Stored data entries:

◆ ◆ ◆ ◆ ◆

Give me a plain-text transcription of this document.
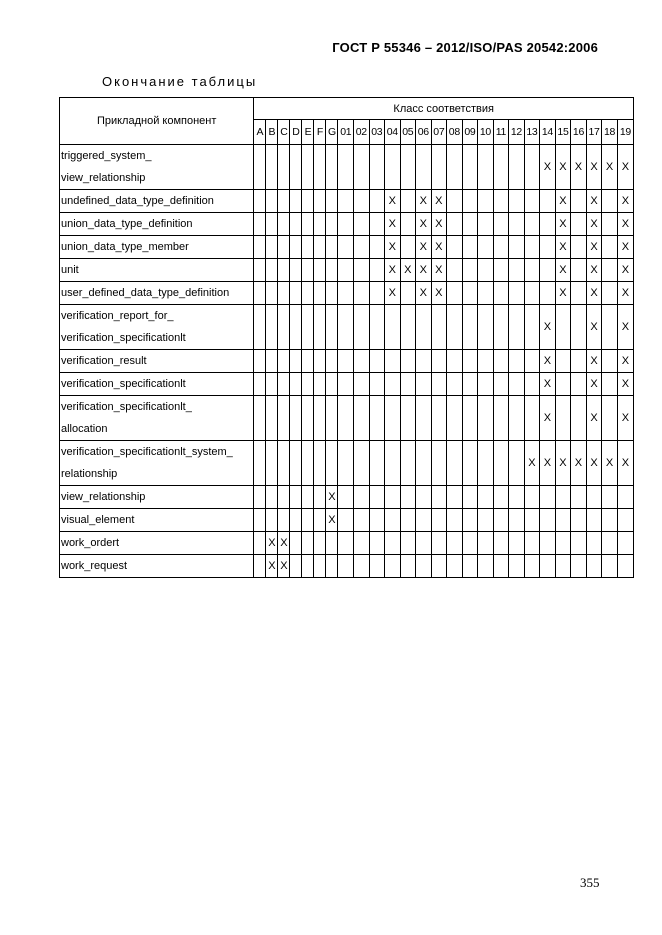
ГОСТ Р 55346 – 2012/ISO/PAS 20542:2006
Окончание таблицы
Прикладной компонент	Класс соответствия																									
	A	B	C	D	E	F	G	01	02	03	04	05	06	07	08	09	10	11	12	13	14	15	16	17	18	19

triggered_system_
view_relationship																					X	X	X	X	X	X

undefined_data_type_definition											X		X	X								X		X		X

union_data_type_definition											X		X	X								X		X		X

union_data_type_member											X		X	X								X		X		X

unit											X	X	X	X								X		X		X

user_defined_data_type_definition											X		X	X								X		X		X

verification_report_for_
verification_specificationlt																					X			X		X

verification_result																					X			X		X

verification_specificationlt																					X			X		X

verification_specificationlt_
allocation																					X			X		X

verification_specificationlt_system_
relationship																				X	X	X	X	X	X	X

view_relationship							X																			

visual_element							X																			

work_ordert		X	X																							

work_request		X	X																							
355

◆ ◆ ◆ ◆ ◆

Work to be completed: Without the images, write out each line of the data verbatim.

Reply:
Give me a plain-text transcription of this document.
ГОСТ Р 55346 – 2012/ISO/PAS 20542:2006
Окончание таблицы
Прикладной компонент	Класс соответствия																									
	A	B	C	D	E	F	G	01	02	03	04	05	06	07	08	09	10	11	12	13	14	15	16	17	18	19

triggered_system_
view_relationship																					X	X	X	X	X	X

undefined_data_type_definition											X		X	X								X		X		X

union_data_type_definition											X		X	X								X		X		X

union_data_type_member											X		X	X								X		X		X

unit											X	X	X	X								X		X		X

user_defined_data_type_definition											X		X	X								X		X		X

verification_report_for_
verification_specificationlt																					X			X		X

verification_result																					X			X		X

verification_specificationlt																					X			X		X

verification_specificationlt_
allocation																					X			X		X

verification_specificationlt_system_
relationship																				X	X	X	X	X	X	X

view_relationship							X																			

visual_element							X																			

work_ordert		X	X																							

work_request		X	X																							
355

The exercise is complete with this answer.